> Exercise prompt: Your task is to restate the data word for word.

Figure record listings:
========================================

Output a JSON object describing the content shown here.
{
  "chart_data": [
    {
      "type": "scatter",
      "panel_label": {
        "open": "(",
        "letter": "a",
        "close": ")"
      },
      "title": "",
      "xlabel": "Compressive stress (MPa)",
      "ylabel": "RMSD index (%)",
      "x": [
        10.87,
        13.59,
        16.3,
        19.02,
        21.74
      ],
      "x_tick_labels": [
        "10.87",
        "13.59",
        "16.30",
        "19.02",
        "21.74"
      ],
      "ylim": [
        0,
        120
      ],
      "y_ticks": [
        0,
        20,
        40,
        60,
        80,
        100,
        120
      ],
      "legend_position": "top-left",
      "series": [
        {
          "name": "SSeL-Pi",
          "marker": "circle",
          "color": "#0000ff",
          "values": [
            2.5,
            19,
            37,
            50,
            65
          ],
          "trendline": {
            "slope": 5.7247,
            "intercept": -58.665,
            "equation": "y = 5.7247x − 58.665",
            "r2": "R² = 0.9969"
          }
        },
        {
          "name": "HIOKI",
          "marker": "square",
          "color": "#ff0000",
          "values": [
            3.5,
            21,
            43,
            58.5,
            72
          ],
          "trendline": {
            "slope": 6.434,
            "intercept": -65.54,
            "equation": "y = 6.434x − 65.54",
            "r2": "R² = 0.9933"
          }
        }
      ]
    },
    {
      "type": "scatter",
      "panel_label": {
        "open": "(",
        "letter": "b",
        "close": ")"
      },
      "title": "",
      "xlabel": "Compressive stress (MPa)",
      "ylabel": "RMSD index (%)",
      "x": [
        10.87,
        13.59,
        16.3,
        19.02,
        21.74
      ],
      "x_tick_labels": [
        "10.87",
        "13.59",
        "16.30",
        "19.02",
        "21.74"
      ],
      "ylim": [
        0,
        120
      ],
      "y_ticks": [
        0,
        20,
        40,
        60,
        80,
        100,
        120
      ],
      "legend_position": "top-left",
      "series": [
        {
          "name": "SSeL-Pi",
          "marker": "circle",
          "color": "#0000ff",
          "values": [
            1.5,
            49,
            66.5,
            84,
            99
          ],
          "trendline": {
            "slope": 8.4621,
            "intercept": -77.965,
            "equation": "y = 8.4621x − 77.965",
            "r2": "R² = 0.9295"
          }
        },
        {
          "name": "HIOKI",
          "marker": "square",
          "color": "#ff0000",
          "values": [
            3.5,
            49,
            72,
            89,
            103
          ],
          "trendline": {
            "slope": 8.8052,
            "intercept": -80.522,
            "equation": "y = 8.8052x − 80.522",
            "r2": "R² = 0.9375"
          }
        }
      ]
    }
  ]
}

========================================

> Exercise answer:
Output a JSON object describing the content shown here.
{
  "chart_data": [
    {
      "type": "scatter",
      "panel_label": {
        "open": "(",
        "letter": "a",
        "close": ")"
      },
      "title": "",
      "xlabel": "Compressive stress (MPa)",
      "ylabel": "RMSD index (%)",
      "x": [
        10.87,
        13.59,
        16.3,
        19.02,
        21.74
      ],
      "x_tick_labels": [
        "10.87",
        "13.59",
        "16.30",
        "19.02",
        "21.74"
      ],
      "ylim": [
        0,
        120
      ],
      "y_ticks": [
        0,
        20,
        40,
        60,
        80,
        100,
        120
      ],
      "legend_position": "top-left",
      "series": [
        {
          "name": "SSeL-Pi",
          "marker": "circle",
          "color": "#0000ff",
          "values": [
            2.5,
            19,
            37,
            50,
            65
          ],
          "trendline": {
            "slope": 5.7247,
            "intercept": -58.665,
            "equation": "y = 5.7247x − 58.665",
            "r2": "R² = 0.9969"
          }
        },
        {
          "name": "HIOKI",
          "marker": "square",
          "color": "#ff0000",
          "values": [
            3.5,
            21,
            43,
            58.5,
            72
          ],
          "trendline": {
            "slope": 6.434,
            "intercept": -65.54,
            "equation": "y = 6.434x − 65.54",
            "r2": "R² = 0.9933"
          }
        }
      ]
    },
    {
      "type": "scatter",
      "panel_label": {
        "open": "(",
        "letter": "b",
        "close": ")"
      },
      "title": "",
      "xlabel": "Compressive stress (MPa)",
      "ylabel": "RMSD index (%)",
      "x": [
        10.87,
        13.59,
        16.3,
        19.02,
        21.74
      ],
      "x_tick_labels": [
        "10.87",
        "13.59",
        "16.30",
        "19.02",
        "21.74"
      ],
      "ylim": [
        0,
        120
      ],
      "y_ticks": [
        0,
        20,
        40,
        60,
        80,
        100,
        120
      ],
      "legend_position": "top-left",
      "series": [
        {
          "name": "SSeL-Pi",
          "marker": "circle",
          "color": "#0000ff",
          "values": [
            1.5,
            49,
            66.5,
            84,
            99
          ],
          "trendline": {
            "slope": 8.4621,
            "intercept": -77.965,
            "equation": "y = 8.4621x − 77.965",
            "r2": "R² = 0.9295"
          }
        },
        {
          "name": "HIOKI",
          "marker": "square",
          "color": "#ff0000",
          "values": [
            3.5,
            49,
            72,
            89,
            103
          ],
          "trendline": {
            "slope": 8.8052,
            "intercept": -80.522,
            "equation": "y = 8.8052x − 80.522",
            "r2": "R² = 0.9375"
          }
        }
      ]
    }
  ]
}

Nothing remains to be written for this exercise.